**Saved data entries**
* start *

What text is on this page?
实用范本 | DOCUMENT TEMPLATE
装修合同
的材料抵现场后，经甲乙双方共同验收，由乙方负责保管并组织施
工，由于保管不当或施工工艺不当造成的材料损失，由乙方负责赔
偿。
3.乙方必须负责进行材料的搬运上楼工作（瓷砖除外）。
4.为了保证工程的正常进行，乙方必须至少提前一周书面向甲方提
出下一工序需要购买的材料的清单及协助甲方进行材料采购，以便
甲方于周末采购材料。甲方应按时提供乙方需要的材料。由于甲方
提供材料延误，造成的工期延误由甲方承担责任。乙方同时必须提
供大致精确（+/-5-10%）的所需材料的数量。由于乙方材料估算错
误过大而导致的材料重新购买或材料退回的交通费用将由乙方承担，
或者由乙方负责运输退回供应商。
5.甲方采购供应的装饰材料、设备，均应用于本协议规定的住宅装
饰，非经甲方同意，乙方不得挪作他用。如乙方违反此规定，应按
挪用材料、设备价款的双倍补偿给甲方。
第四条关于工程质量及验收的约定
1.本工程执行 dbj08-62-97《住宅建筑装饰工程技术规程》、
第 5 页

* end *

**Required task**
All of the material above needs to be copied exactly.

**Answer for this exercise**
What text is on this page?
实用范本 | DOCUMENT TEMPLATE
装修合同
的材料抵现场后，经甲乙双方共同验收，由乙方负责保管并组织施
工，由于保管不当或施工工艺不当造成的材料损失，由乙方负责赔
偿。
3.乙方必须负责进行材料的搬运上楼工作（瓷砖除外）。
4.为了保证工程的正常进行，乙方必须至少提前一周书面向甲方提
出下一工序需要购买的材料的清单及协助甲方进行材料采购，以便
甲方于周末采购材料。甲方应按时提供乙方需要的材料。由于甲方
提供材料延误，造成的工期延误由甲方承担责任。乙方同时必须提
供大致精确（+/-5-10%）的所需材料的数量。由于乙方材料估算错
误过大而导致的材料重新购买或材料退回的交通费用将由乙方承担，
或者由乙方负责运输退回供应商。
5.甲方采购供应的装饰材料、设备，均应用于本协议规定的住宅装
饰，非经甲方同意，乙方不得挪作他用。如乙方违反此规定，应按
挪用材料、设备价款的双倍补偿给甲方。
第四条关于工程质量及验收的约定
1.本工程执行 dbj08-62-97《住宅建筑装饰工程技术规程》、
第 5 页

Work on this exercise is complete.